§ **Directions**
Can you continue the forum thread about last names for Tolkien's characters, starting right after its final sentence?

Somewhat recently I read a post in which someone suggested 'Lasgalen' as Legolas' 'last name' (trying to render 'Greenleaf Greenleaf' into a story-interior language I guess). 'Legolas Greenleaf' appears in LOTR, but IMO I think JRRT just liked the 'sound-flow' of the name and its translation together.

_'Thingol_ Greycloak' be found in LOTR (Appendix A) too for example, but again 'Greycloak' is an English translation. _Elu Thingol_ is an example of what King Greymantle was called _'... in the tongue of that land.'_ (note also _Elwe Singollo_ in the published Silmarillion Index)

Story interior names are different from translated forms. _Aragorn_ is story interior (and Sindarin in form), while _Elessar Telcontar_ is story interior, and both are in the 'high tongue' (Quenya is called the 'High-elven').

'Samwise Gamgee' stands for _Banazîr Galpsi_ (a reduced form from _Galbasi_), for example, though I'm guessing your teacher will accept the former.

¤


----------



## Barliman Butterbur (Sep 15, 2004)

*Re: help again*



im_lost said:


> Now, once again and for the last time, i need to know gimli's last name if he has one.



He was known as Gimli Glóin's son or Gimli son of Glóin. In the old days, before surnames were well developed, one's last name was the first name of one's father: Frodo son of Drogo for instance, or Samwise son of Hamfast.

The Irish "O'" and "Mc", and the Scottish "Mac" and the Jewish "ben" (all of which mean "of") all serve much the same purpose I believe, as well as the "son" in Johnson: son of John, and the Armenian "ian" at the end of a name, which also means "son of."

So in modern parlance, I suppose that you could say that Gimli's last name was Glóinson or O'Glóin, or McGlóin or MacGlóin or even BenGlóin or Glóinian!

§ **Excerpted data**
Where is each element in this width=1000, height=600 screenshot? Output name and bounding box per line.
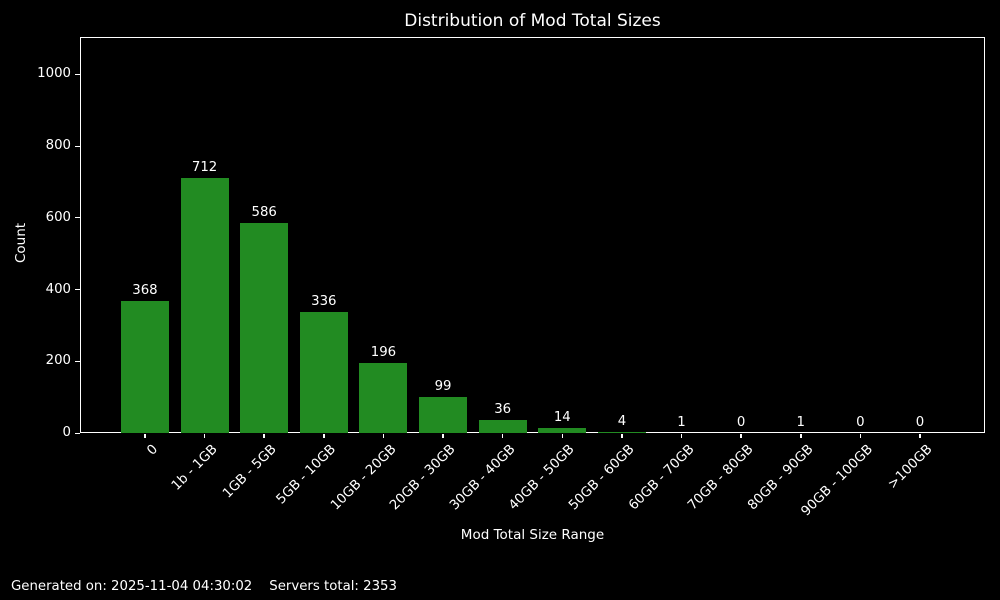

--

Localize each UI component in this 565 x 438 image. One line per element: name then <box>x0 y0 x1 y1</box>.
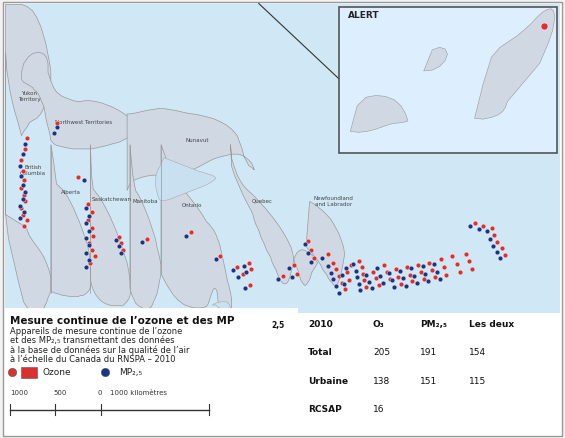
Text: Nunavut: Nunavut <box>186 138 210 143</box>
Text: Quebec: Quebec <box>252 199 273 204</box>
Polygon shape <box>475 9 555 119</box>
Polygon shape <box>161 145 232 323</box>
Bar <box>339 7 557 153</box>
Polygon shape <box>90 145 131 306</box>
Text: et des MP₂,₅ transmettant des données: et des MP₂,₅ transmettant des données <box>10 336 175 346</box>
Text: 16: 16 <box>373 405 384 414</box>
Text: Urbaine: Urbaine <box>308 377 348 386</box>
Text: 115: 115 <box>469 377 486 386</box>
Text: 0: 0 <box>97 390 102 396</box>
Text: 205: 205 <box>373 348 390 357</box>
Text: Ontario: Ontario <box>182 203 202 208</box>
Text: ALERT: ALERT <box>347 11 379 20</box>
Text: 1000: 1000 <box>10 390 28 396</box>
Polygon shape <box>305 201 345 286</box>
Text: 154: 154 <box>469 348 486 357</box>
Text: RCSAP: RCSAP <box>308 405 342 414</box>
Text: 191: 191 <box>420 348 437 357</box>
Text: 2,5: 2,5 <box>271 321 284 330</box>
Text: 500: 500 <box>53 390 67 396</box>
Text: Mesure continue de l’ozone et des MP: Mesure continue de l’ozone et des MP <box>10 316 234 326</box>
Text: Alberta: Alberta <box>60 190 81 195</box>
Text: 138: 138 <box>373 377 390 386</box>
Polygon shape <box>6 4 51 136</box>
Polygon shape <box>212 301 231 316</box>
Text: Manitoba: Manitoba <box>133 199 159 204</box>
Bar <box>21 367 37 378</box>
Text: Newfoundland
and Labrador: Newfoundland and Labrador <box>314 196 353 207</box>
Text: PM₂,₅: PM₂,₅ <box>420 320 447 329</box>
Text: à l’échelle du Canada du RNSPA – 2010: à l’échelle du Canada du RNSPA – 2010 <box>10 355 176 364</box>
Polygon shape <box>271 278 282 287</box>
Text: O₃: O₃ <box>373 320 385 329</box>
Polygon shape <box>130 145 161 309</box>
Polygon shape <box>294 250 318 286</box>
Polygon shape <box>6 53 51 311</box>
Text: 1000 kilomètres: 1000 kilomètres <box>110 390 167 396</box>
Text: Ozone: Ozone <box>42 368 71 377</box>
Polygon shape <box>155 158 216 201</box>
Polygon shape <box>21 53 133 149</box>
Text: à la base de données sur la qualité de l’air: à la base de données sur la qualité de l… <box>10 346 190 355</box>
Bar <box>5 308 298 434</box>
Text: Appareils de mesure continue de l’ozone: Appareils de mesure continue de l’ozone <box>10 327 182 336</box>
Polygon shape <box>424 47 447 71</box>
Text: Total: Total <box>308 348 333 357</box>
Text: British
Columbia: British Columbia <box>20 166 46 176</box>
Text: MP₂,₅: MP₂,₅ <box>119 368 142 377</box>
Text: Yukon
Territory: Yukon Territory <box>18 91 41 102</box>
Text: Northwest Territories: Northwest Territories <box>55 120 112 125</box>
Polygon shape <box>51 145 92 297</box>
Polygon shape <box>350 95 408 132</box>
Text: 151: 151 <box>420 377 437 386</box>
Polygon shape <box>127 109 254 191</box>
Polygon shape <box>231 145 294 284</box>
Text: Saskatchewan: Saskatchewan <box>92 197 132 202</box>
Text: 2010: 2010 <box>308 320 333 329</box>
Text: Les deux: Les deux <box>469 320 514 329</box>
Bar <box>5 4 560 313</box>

§ **Result for this task**
Barley


----------



## Astaldo (Sep 15, 2004)

TulKas Astaldo said:


> Theoden gave the key of Orthanc to Saruman.


Well the key of Orthanc to Saruman was given I think by one of the Stewards of Gondor but I do not remember from whom. Definetly it was not given by Theoden. It was given many years ago.


----------



## Cian (Sep 16, 2004)

If you want attested Sindarin, we have something from the 'King's Letter' (ultimately published in the History Of Middle-earth series by Christopher Tolkien):

_ 'Elessar Telcontar: Aragorn Arathornion Edhelharn ...'_ 

The Elvish text basically reads _Elessar Telcontar_ (again, this is Quenya), then (semi-translated) 'Aragorn Arathornson Elfstone' in Sindarin. So _Aragorn Arathornion_ includes the apparent patronymic suffix _-ion_ to denote 'son of Arathorn' (note that David Salo suggested _Legolas Thranduilion_ for the film).

'Gimli' is probably to be thought of as a translated form. Gimli son of Gloin would do IMO.

¤


----------



## greypilgrim (Sep 16, 2004)

~Ellesar Envinyatar Telcontar..."The Elfstone, Renewer, Strider"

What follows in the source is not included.